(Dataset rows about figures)
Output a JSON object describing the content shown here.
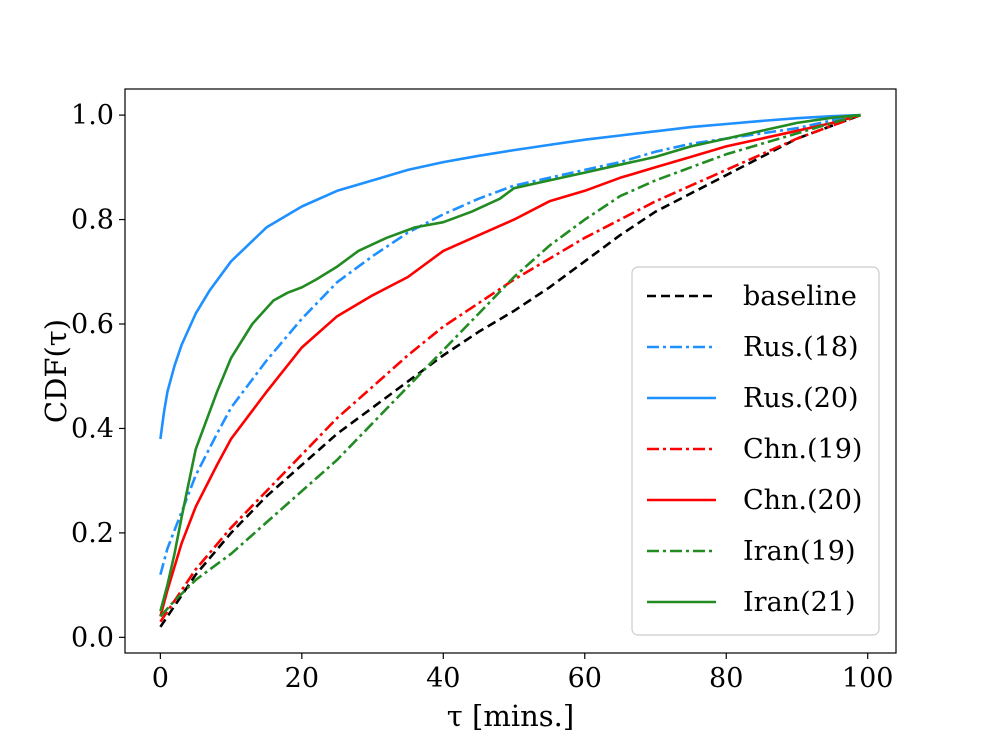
{
  "chart_data": {
    "type": "line",
    "title": "",
    "xlabel": "τ [mins.]",
    "ylabel": "CDF(τ)",
    "xlim": [
      -5,
      104
    ],
    "ylim": [
      -0.03,
      1.05
    ],
    "xticks": [
      0,
      20,
      40,
      60,
      80,
      100
    ],
    "yticks": [
      0.0,
      0.2,
      0.4,
      0.6,
      0.8,
      1.0
    ],
    "xtick_labels": [
      "0",
      "20",
      "40",
      "60",
      "80",
      "100"
    ],
    "ytick_labels": [
      "0.0",
      "0.2",
      "0.4",
      "0.6",
      "0.8",
      "1.0"
    ],
    "grid": false,
    "legend_position": "lower-right",
    "series": [
      {
        "name": "baseline",
        "color": "#000000",
        "style": "dashed",
        "x": [
          0,
          2,
          5,
          10,
          15,
          20,
          25,
          30,
          35,
          40,
          45,
          50,
          55,
          60,
          65,
          70,
          75,
          80,
          85,
          90,
          95,
          99
        ],
        "y": [
          0.02,
          0.06,
          0.12,
          0.2,
          0.27,
          0.33,
          0.39,
          0.44,
          0.49,
          0.54,
          0.585,
          0.625,
          0.67,
          0.72,
          0.77,
          0.815,
          0.85,
          0.885,
          0.92,
          0.955,
          0.98,
          1.0
        ]
      },
      {
        "name": "Rus.(18)",
        "color": "#1e90ff",
        "style": "dashdot",
        "x": [
          0,
          1,
          3,
          5,
          8,
          10,
          15,
          20,
          25,
          30,
          35,
          40,
          45,
          50,
          55,
          60,
          65,
          70,
          75,
          80,
          85,
          90,
          95,
          99
        ],
        "y": [
          0.12,
          0.17,
          0.24,
          0.31,
          0.39,
          0.44,
          0.53,
          0.61,
          0.68,
          0.73,
          0.775,
          0.81,
          0.84,
          0.865,
          0.88,
          0.895,
          0.91,
          0.93,
          0.945,
          0.955,
          0.965,
          0.975,
          0.99,
          1.0
        ]
      },
      {
        "name": "Rus.(20)",
        "color": "#1e90ff",
        "style": "solid",
        "x": [
          0,
          0.5,
          1,
          2,
          3,
          5,
          7,
          10,
          15,
          20,
          25,
          30,
          35,
          40,
          45,
          50,
          55,
          60,
          65,
          70,
          75,
          80,
          85,
          90,
          95,
          99
        ],
        "y": [
          0.38,
          0.43,
          0.47,
          0.52,
          0.56,
          0.62,
          0.665,
          0.72,
          0.785,
          0.825,
          0.855,
          0.875,
          0.895,
          0.91,
          0.922,
          0.933,
          0.943,
          0.953,
          0.961,
          0.969,
          0.977,
          0.983,
          0.989,
          0.994,
          0.998,
          1.0
        ]
      },
      {
        "name": "Chn.(19)",
        "color": "#ff0000",
        "style": "dashdot",
        "x": [
          0,
          2,
          5,
          10,
          15,
          20,
          25,
          30,
          35,
          40,
          45,
          50,
          55,
          60,
          65,
          70,
          75,
          80,
          85,
          90,
          95,
          99
        ],
        "y": [
          0.03,
          0.07,
          0.13,
          0.21,
          0.28,
          0.35,
          0.42,
          0.48,
          0.54,
          0.595,
          0.64,
          0.685,
          0.725,
          0.765,
          0.8,
          0.835,
          0.865,
          0.895,
          0.925,
          0.955,
          0.98,
          1.0
        ]
      },
      {
        "name": "Chn.(20)",
        "color": "#ff0000",
        "style": "solid",
        "x": [
          0,
          1,
          3,
          5,
          8,
          10,
          15,
          20,
          25,
          30,
          35,
          40,
          45,
          50,
          55,
          60,
          65,
          70,
          75,
          80,
          85,
          90,
          95,
          99
        ],
        "y": [
          0.04,
          0.09,
          0.18,
          0.25,
          0.33,
          0.38,
          0.47,
          0.555,
          0.615,
          0.655,
          0.69,
          0.74,
          0.77,
          0.8,
          0.835,
          0.855,
          0.88,
          0.9,
          0.92,
          0.94,
          0.955,
          0.97,
          0.985,
          1.0
        ]
      },
      {
        "name": "Iran(19)",
        "color": "#228b22",
        "style": "dashdot",
        "x": [
          0,
          2,
          5,
          10,
          15,
          20,
          25,
          30,
          35,
          40,
          45,
          50,
          55,
          60,
          65,
          70,
          75,
          80,
          85,
          90,
          95,
          99
        ],
        "y": [
          0.04,
          0.07,
          0.11,
          0.16,
          0.22,
          0.28,
          0.34,
          0.41,
          0.48,
          0.55,
          0.62,
          0.69,
          0.75,
          0.8,
          0.845,
          0.875,
          0.9,
          0.925,
          0.945,
          0.965,
          0.985,
          1.0
        ]
      },
      {
        "name": "Iran(21)",
        "color": "#228b22",
        "style": "solid",
        "x": [
          0,
          1,
          2,
          3,
          5,
          8,
          10,
          13,
          16,
          18,
          20,
          22,
          25,
          28,
          32,
          36,
          40,
          44,
          48,
          50,
          55,
          60,
          65,
          70,
          75,
          80,
          85,
          90,
          95,
          99
        ],
        "y": [
          0.05,
          0.1,
          0.16,
          0.23,
          0.36,
          0.47,
          0.535,
          0.6,
          0.645,
          0.66,
          0.67,
          0.685,
          0.71,
          0.74,
          0.765,
          0.785,
          0.795,
          0.815,
          0.84,
          0.86,
          0.875,
          0.89,
          0.905,
          0.92,
          0.94,
          0.955,
          0.97,
          0.985,
          0.995,
          1.0
        ]
      }
    ]
  }
}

Written problem:
Omit every picture, and otherwise quote the entries exactly.

Problem solution:
Output a JSON object describing the content shown here.
{
  "chart_data": {
    "type": "line",
    "title": "",
    "xlabel": "τ [mins.]",
    "ylabel": "CDF(τ)",
    "xlim": [
      -5,
      104
    ],
    "ylim": [
      -0.03,
      1.05
    ],
    "xticks": [
      0,
      20,
      40,
      60,
      80,
      100
    ],
    "yticks": [
      0.0,
      0.2,
      0.4,
      0.6,
      0.8,
      1.0
    ],
    "xtick_labels": [
      "0",
      "20",
      "40",
      "60",
      "80",
      "100"
    ],
    "ytick_labels": [
      "0.0",
      "0.2",
      "0.4",
      "0.6",
      "0.8",
      "1.0"
    ],
    "grid": false,
    "legend_position": "lower-right",
    "series": [
      {
        "name": "baseline",
        "color": "#000000",
        "style": "dashed",
        "x": [
          0,
          2,
          5,
          10,
          15,
          20,
          25,
          30,
          35,
          40,
          45,
          50,
          55,
          60,
          65,
          70,
          75,
          80,
          85,
          90,
          95,
          99
        ],
        "y": [
          0.02,
          0.06,
          0.12,
          0.2,
          0.27,
          0.33,
          0.39,
          0.44,
          0.49,
          0.54,
          0.585,
          0.625,
          0.67,
          0.72,
          0.77,
          0.815,
          0.85,
          0.885,
          0.92,
          0.955,
          0.98,
          1.0
        ]
      },
      {
        "name": "Rus.(18)",
        "color": "#1e90ff",
        "style": "dashdot",
        "x": [
          0,
          1,
          3,
          5,
          8,
          10,
          15,
          20,
          25,
          30,
          35,
          40,
          45,
          50,
          55,
          60,
          65,
          70,
          75,
          80,
          85,
          90,
          95,
          99
        ],
        "y": [
          0.12,
          0.17,
          0.24,
          0.31,
          0.39,
          0.44,
          0.53,
          0.61,
          0.68,
          0.73,
          0.775,
          0.81,
          0.84,
          0.865,
          0.88,
          0.895,
          0.91,
          0.93,
          0.945,
          0.955,
          0.965,
          0.975,
          0.99,
          1.0
        ]
      },
      {
        "name": "Rus.(20)",
        "color": "#1e90ff",
        "style": "solid",
        "x": [
          0,
          0.5,
          1,
          2,
          3,
          5,
          7,
          10,
          15,
          20,
          25,
          30,
          35,
          40,
          45,
          50,
          55,
          60,
          65,
          70,
          75,
          80,
          85,
          90,
          95,
          99
        ],
        "y": [
          0.38,
          0.43,
          0.47,
          0.52,
          0.56,
          0.62,
          0.665,
          0.72,
          0.785,
          0.825,
          0.855,
          0.875,
          0.895,
          0.91,
          0.922,
          0.933,
          0.943,
          0.953,
          0.961,
          0.969,
          0.977,
          0.983,
          0.989,
          0.994,
          0.998,
          1.0
        ]
      },
      {
        "name": "Chn.(19)",
        "color": "#ff0000",
        "style": "dashdot",
        "x": [
          0,
          2,
          5,
          10,
          15,
          20,
          25,
          30,
          35,
          40,
          45,
          50,
          55,
          60,
          65,
          70,
          75,
          80,
          85,
          90,
          95,
          99
        ],
        "y": [
          0.03,
          0.07,
          0.13,
          0.21,
          0.28,
          0.35,
          0.42,
          0.48,
          0.54,
          0.595,
          0.64,
          0.685,
          0.725,
          0.765,
          0.8,
          0.835,
          0.865,
          0.895,
          0.925,
          0.955,
          0.98,
          1.0
        ]
      },
      {
        "name": "Chn.(20)",
        "color": "#ff0000",
        "style": "solid",
        "x": [
          0,
          1,
          3,
          5,
          8,
          10,
          15,
          20,
          25,
          30,
          35,
          40,
          45,
          50,
          55,
          60,
          65,
          70,
          75,
          80,
          85,
          90,
          95,
          99
        ],
        "y": [
          0.04,
          0.09,
          0.18,
          0.25,
          0.33,
          0.38,
          0.47,
          0.555,
          0.615,
          0.655,
          0.69,
          0.74,
          0.77,
          0.8,
          0.835,
          0.855,
          0.88,
          0.9,
          0.92,
          0.94,
          0.955,
          0.97,
          0.985,
          1.0
        ]
      },
      {
        "name": "Iran(19)",
        "color": "#228b22",
        "style": "dashdot",
        "x": [
          0,
          2,
          5,
          10,
          15,
          20,
          25,
          30,
          35,
          40,
          45,
          50,
          55,
          60,
          65,
          70,
          75,
          80,
          85,
          90,
          95,
          99
        ],
        "y": [
          0.04,
          0.07,
          0.11,
          0.16,
          0.22,
          0.28,
          0.34,
          0.41,
          0.48,
          0.55,
          0.62,
          0.69,
          0.75,
          0.8,
          0.845,
          0.875,
          0.9,
          0.925,
          0.945,
          0.965,
          0.985,
          1.0
        ]
      },
      {
        "name": "Iran(21)",
        "color": "#228b22",
        "style": "solid",
        "x": [
          0,
          1,
          2,
          3,
          5,
          8,
          10,
          13,
          16,
          18,
          20,
          22,
          25,
          28,
          32,
          36,
          40,
          44,
          48,
          50,
          55,
          60,
          65,
          70,
          75,
          80,
          85,
          90,
          95,
          99
        ],
        "y": [
          0.05,
          0.1,
          0.16,
          0.23,
          0.36,
          0.47,
          0.535,
          0.6,
          0.645,
          0.66,
          0.67,
          0.685,
          0.71,
          0.74,
          0.765,
          0.785,
          0.795,
          0.815,
          0.84,
          0.86,
          0.875,
          0.89,
          0.905,
          0.92,
          0.94,
          0.955,
          0.97,
          0.985,
          0.995,
          1.0
        ]
      }
    ]
  }
}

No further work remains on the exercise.